# REQUIREMENTS
Reproduce each line that includes the word "hint".

# MATERIAL
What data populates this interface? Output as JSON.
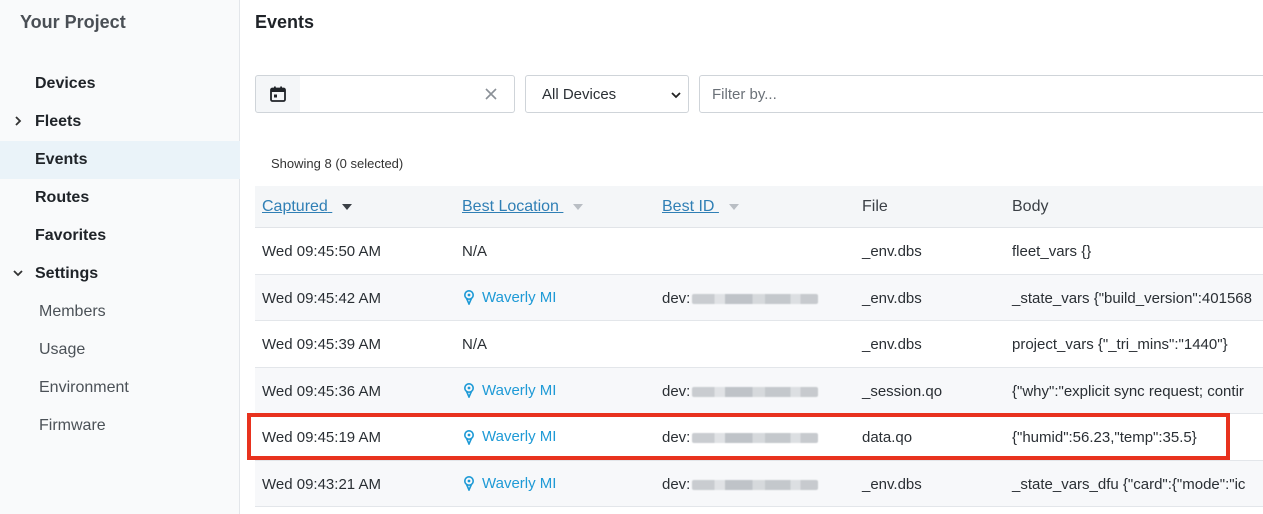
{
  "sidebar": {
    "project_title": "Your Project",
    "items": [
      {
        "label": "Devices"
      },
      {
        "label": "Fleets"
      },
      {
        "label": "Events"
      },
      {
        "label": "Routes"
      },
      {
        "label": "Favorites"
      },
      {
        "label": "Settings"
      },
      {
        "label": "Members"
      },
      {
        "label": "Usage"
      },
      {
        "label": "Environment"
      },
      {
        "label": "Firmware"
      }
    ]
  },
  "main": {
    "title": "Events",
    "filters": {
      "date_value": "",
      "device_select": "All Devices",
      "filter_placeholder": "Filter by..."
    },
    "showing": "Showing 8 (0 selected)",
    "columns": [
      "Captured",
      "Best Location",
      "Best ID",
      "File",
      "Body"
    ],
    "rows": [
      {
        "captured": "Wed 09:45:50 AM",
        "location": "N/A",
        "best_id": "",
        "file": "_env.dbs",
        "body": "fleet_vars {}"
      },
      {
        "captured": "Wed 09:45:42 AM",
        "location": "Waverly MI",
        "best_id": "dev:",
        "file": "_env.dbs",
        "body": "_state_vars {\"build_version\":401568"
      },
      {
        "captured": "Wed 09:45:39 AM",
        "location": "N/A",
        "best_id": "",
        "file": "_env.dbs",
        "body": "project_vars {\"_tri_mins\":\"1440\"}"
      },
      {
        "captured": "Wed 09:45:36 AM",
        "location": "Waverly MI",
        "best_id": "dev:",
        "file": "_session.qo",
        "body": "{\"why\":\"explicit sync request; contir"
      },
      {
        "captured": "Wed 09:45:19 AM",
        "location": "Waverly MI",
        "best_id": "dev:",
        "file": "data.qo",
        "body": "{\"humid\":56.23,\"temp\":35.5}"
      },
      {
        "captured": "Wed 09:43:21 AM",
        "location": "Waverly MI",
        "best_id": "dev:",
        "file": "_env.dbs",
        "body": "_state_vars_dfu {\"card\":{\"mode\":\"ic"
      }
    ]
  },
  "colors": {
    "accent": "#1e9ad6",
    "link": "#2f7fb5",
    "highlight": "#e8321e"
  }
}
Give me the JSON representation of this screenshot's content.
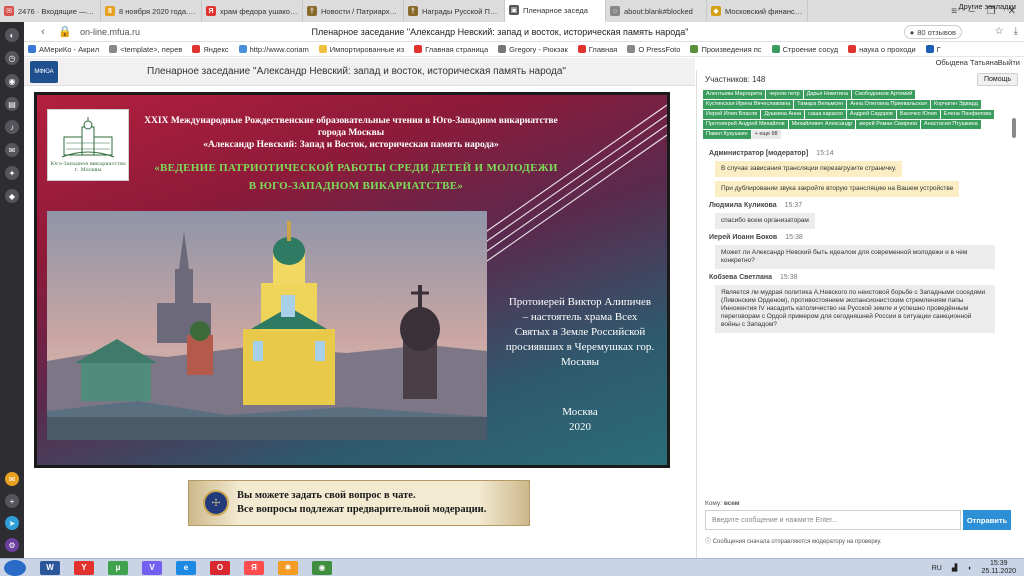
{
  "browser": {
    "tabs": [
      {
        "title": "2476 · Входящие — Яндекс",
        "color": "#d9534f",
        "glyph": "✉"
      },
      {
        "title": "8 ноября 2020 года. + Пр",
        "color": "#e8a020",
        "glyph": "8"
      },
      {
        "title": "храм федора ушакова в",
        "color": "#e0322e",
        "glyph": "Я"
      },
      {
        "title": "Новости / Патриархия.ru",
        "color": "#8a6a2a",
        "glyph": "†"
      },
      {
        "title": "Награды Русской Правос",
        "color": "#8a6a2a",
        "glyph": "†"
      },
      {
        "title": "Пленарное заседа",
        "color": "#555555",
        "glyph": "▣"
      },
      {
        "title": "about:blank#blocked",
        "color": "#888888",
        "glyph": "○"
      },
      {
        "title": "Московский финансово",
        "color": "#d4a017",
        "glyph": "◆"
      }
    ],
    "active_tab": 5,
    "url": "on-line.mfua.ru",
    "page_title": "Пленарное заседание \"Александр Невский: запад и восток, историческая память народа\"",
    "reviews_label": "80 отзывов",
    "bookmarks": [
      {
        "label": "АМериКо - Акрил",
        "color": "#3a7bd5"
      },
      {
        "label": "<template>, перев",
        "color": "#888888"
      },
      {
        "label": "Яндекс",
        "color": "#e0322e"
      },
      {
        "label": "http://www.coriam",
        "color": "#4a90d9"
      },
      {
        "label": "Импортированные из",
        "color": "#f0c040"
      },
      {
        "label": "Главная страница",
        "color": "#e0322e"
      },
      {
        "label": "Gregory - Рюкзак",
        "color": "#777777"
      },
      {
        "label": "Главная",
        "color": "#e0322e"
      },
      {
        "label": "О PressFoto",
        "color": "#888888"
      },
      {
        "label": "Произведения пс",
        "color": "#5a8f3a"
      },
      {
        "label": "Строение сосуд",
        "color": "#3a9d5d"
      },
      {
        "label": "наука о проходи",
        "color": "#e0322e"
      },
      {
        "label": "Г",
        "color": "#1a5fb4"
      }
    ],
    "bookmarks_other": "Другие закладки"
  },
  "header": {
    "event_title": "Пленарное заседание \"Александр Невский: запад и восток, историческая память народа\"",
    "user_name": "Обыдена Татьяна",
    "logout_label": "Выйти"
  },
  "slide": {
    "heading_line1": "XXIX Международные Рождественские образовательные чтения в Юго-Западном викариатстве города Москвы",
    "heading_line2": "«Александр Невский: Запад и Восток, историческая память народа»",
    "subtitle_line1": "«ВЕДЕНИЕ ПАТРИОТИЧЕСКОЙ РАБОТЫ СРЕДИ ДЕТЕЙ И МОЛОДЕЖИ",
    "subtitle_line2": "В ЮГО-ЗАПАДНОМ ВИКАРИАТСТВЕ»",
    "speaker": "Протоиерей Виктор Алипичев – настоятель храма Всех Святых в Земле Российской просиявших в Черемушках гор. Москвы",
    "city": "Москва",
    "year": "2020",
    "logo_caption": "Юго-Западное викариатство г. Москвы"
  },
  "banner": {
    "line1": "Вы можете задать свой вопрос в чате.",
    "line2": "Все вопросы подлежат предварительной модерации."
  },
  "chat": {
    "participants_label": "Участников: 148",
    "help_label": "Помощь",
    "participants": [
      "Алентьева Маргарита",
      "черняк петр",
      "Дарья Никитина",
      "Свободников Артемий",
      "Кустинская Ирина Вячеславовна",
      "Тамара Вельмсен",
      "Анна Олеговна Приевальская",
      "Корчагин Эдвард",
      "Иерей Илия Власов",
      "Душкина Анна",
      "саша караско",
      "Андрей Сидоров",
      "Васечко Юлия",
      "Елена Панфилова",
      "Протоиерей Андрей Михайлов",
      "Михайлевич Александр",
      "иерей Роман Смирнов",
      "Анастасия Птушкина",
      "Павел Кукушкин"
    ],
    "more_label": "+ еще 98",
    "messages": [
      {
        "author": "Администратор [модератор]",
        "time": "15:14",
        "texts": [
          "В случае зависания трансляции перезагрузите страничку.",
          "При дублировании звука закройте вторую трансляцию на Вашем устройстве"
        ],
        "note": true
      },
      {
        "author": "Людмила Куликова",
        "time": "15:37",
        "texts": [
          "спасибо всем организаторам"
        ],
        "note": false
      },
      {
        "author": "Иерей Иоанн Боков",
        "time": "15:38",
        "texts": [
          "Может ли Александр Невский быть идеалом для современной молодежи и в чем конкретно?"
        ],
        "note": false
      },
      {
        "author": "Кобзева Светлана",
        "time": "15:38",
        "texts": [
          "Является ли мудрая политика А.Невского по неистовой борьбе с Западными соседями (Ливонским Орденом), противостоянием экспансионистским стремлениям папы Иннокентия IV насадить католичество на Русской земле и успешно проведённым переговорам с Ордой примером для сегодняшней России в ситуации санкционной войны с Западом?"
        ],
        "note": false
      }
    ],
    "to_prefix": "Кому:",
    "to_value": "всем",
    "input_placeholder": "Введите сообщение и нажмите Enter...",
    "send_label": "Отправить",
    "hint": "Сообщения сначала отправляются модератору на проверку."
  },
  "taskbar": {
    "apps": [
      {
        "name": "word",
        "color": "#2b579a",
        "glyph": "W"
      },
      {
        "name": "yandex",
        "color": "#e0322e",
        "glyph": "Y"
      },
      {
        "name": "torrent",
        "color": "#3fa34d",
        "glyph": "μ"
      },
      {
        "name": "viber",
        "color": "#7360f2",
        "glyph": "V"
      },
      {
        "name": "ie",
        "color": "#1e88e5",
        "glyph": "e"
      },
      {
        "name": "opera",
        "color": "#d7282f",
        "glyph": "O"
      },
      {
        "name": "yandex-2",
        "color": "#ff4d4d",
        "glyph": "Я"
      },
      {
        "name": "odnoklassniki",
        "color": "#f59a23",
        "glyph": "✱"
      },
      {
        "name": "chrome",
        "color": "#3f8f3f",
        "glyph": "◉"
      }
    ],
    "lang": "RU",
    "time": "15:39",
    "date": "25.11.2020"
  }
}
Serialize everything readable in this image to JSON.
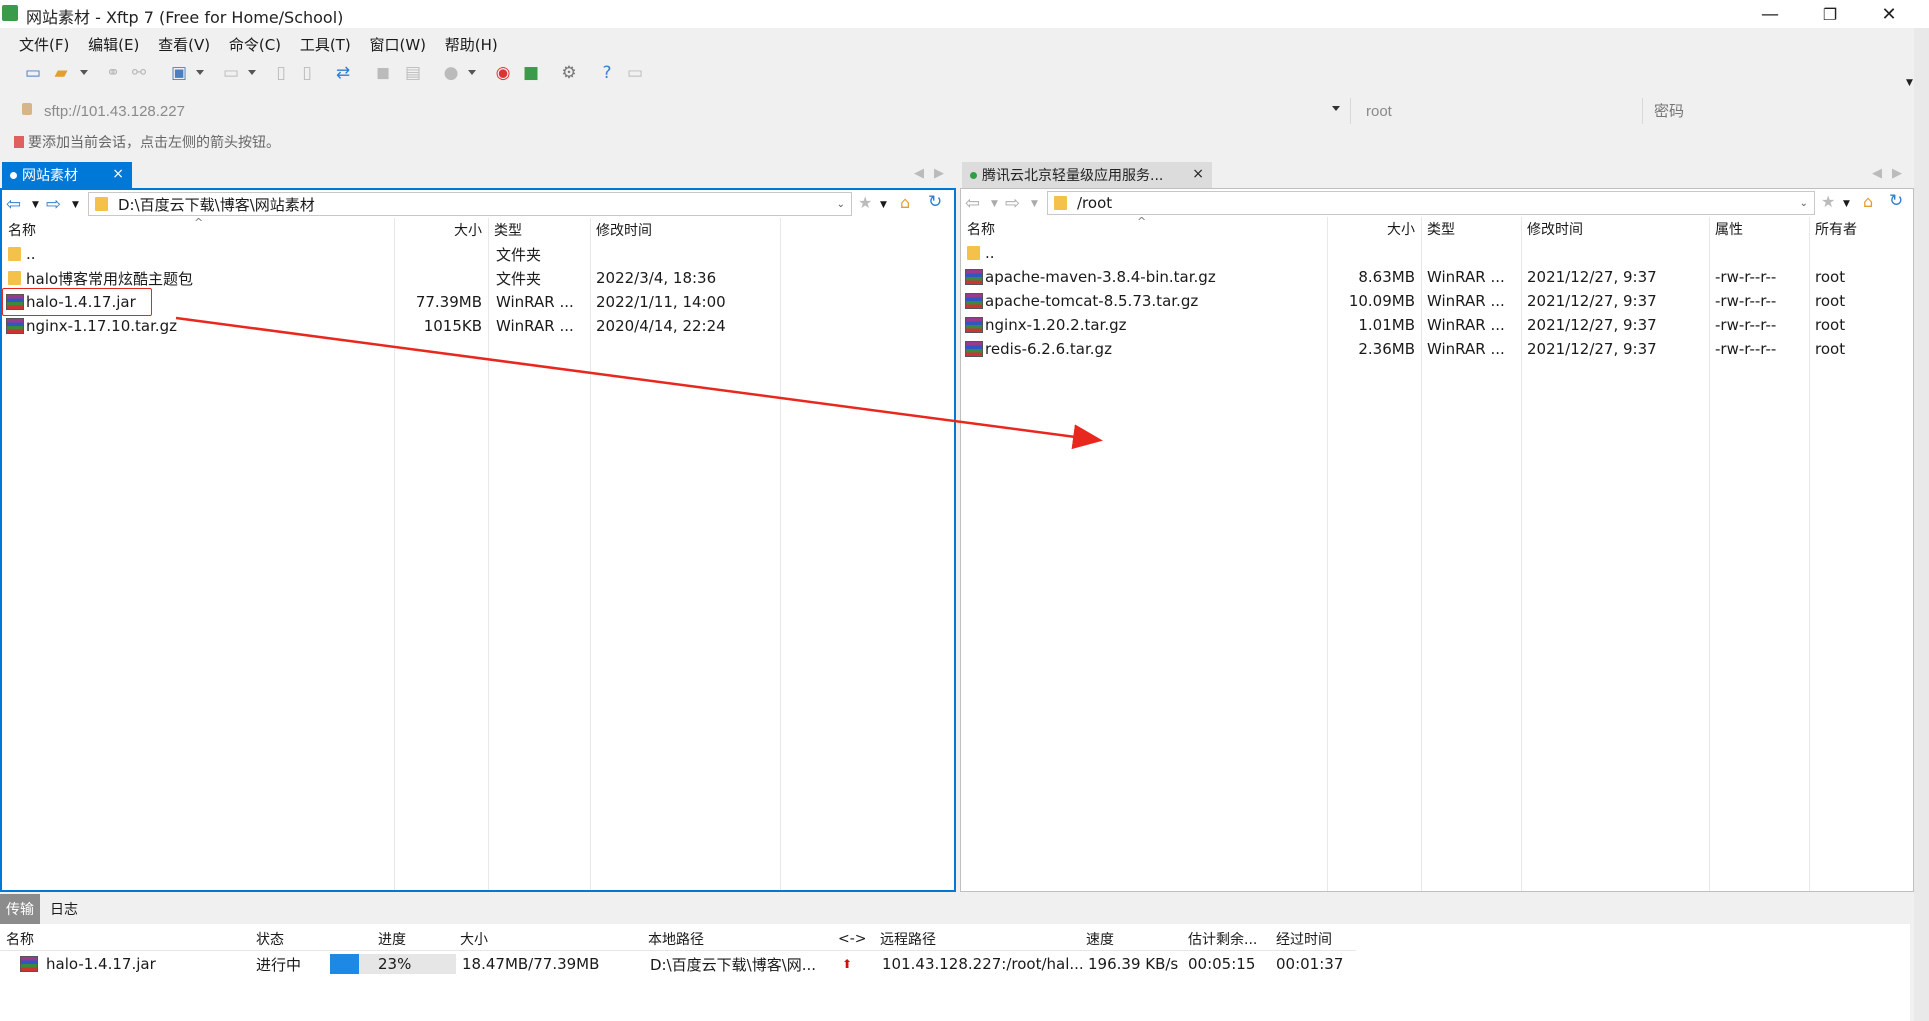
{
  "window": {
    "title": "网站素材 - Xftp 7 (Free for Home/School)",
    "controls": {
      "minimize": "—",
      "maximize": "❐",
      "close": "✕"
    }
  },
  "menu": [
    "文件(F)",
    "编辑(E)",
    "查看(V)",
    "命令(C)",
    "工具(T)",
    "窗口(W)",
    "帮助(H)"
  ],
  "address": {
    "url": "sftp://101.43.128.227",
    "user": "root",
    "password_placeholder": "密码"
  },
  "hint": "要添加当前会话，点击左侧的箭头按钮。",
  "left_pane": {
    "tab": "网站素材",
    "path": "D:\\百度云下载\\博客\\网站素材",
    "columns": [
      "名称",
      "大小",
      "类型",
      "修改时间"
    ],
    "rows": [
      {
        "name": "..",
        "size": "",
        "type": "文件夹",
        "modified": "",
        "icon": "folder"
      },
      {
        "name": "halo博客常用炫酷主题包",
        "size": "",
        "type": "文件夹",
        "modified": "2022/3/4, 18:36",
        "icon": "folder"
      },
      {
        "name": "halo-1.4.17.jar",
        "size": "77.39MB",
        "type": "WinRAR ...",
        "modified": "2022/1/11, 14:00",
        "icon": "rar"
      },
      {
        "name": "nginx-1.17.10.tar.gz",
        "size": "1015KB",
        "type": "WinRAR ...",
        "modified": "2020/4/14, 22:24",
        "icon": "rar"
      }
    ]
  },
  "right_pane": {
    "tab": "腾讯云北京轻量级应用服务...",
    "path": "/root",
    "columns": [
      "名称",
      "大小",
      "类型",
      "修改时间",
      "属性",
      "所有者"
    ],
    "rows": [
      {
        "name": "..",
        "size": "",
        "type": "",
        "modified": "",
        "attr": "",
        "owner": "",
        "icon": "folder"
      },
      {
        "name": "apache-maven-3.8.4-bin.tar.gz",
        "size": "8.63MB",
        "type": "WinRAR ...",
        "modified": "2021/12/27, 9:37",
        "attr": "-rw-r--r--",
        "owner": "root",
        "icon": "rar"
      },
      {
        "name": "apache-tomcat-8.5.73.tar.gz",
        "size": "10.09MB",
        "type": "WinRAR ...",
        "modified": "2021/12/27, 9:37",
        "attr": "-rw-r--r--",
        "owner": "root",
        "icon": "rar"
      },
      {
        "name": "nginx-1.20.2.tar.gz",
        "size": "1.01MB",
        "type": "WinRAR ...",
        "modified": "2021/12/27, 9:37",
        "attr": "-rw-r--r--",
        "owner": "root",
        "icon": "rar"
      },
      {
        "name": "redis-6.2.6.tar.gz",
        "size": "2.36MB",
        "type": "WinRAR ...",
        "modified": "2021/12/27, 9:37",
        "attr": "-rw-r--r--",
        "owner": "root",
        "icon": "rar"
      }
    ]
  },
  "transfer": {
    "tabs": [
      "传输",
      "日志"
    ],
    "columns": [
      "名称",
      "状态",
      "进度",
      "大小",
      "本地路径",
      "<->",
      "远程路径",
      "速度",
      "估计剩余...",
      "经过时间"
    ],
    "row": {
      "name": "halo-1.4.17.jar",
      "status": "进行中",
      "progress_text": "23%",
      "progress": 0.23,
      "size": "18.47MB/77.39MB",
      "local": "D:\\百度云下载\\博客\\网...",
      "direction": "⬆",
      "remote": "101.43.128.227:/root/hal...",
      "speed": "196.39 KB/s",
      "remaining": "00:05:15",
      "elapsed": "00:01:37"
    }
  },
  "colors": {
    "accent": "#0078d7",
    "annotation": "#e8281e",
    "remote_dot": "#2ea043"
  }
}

# RESPONSE TO THIS EXERCISE
    "hint": "Сообщения сначала отправляются модератору на проверку."
  "hint": "要添加当前会话，点击左侧的箭头按钮。",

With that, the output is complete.